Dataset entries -

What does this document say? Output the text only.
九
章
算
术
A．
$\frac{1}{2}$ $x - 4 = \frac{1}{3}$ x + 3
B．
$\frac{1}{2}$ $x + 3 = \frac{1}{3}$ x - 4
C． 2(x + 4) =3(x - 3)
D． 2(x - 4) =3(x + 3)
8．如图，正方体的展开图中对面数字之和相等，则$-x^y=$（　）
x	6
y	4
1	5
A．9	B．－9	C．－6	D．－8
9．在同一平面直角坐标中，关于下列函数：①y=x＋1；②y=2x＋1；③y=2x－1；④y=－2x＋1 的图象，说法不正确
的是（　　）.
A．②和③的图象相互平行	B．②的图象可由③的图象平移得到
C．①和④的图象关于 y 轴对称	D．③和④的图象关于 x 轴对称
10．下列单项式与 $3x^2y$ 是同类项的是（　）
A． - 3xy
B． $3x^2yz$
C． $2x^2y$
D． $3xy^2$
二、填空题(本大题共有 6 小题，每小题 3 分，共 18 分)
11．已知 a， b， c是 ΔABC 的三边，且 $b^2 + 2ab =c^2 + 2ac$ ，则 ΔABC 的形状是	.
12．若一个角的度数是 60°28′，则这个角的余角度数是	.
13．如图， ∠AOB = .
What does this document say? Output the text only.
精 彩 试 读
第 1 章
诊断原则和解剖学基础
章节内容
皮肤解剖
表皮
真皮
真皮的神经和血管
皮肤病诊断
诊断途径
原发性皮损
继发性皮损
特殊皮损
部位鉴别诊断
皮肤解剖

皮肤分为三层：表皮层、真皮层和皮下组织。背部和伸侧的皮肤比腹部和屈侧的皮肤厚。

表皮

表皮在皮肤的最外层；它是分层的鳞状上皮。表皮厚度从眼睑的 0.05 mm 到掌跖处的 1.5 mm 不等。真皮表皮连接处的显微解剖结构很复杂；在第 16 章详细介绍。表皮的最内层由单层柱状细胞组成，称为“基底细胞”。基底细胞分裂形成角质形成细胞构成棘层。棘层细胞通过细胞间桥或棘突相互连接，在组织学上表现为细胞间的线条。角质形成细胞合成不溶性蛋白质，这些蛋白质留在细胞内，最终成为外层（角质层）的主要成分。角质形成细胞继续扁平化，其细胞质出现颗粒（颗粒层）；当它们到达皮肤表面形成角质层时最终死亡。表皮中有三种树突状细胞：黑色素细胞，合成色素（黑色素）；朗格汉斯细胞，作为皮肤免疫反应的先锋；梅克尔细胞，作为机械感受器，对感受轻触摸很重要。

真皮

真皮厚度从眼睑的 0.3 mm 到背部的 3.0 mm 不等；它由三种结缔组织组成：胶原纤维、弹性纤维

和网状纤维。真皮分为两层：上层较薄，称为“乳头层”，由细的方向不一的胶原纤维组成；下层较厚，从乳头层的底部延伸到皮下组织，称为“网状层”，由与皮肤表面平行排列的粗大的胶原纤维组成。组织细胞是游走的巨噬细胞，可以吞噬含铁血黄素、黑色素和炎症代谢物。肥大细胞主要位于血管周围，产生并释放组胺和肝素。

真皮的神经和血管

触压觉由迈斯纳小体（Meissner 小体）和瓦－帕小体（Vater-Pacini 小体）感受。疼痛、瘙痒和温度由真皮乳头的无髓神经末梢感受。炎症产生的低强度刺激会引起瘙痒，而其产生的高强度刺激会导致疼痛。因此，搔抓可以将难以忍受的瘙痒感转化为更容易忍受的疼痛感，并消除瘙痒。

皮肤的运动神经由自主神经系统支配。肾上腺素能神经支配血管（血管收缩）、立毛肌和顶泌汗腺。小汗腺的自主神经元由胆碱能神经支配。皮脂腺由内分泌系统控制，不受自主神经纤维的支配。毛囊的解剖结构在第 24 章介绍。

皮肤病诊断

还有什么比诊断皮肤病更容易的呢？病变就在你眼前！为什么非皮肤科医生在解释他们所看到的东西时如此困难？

...

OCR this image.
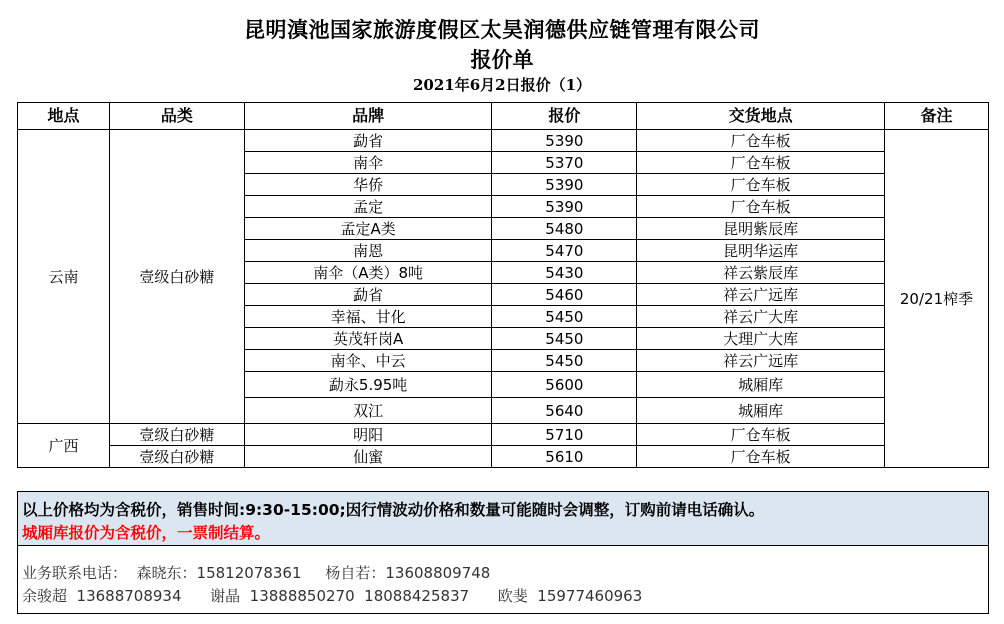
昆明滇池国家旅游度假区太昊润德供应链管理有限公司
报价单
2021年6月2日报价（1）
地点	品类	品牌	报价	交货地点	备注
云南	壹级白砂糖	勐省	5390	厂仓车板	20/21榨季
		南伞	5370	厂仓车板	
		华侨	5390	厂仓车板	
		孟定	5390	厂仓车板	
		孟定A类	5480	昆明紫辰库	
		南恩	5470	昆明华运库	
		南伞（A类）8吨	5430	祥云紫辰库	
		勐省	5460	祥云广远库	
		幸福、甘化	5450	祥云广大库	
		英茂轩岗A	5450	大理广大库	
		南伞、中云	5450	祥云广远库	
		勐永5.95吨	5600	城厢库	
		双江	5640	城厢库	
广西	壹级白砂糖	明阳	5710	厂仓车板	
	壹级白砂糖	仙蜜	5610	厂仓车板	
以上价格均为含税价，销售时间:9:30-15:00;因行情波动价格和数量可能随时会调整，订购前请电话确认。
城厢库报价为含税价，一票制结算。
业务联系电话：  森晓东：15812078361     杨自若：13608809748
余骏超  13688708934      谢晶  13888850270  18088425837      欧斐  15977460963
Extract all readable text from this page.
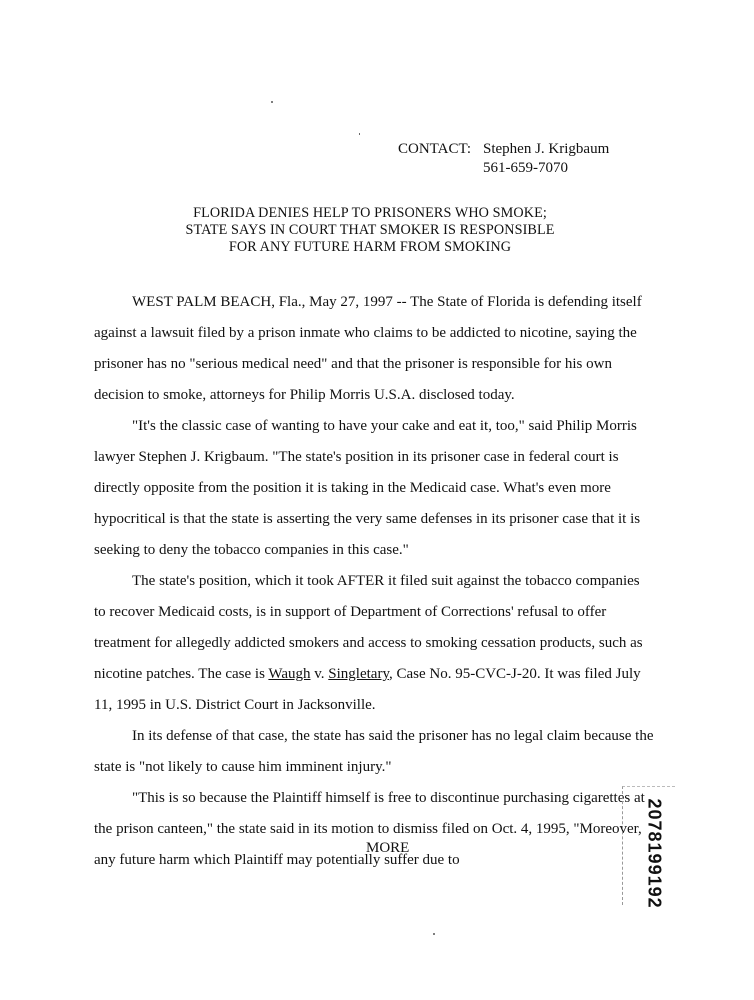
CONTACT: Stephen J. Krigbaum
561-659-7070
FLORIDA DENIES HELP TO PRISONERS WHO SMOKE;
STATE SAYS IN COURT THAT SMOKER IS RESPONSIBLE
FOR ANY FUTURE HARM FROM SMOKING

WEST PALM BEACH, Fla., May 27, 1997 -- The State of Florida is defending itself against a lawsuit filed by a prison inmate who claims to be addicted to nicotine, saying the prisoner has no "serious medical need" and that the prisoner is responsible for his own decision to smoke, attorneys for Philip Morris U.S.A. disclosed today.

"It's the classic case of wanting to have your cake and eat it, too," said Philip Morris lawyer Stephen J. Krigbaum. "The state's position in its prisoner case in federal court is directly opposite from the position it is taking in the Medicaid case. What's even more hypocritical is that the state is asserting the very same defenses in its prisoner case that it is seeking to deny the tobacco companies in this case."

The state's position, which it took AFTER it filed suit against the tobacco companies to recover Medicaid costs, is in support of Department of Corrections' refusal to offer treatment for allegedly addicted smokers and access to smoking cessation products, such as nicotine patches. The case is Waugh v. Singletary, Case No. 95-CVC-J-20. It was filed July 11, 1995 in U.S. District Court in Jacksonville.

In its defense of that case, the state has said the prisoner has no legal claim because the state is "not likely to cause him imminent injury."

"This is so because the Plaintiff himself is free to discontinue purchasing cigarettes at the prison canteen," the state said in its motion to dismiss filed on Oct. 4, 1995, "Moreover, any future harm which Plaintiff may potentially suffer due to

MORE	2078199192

Task goal - How many lines of the data hold the string "nicotine"? Reply with the number alone.

Worked answer - 2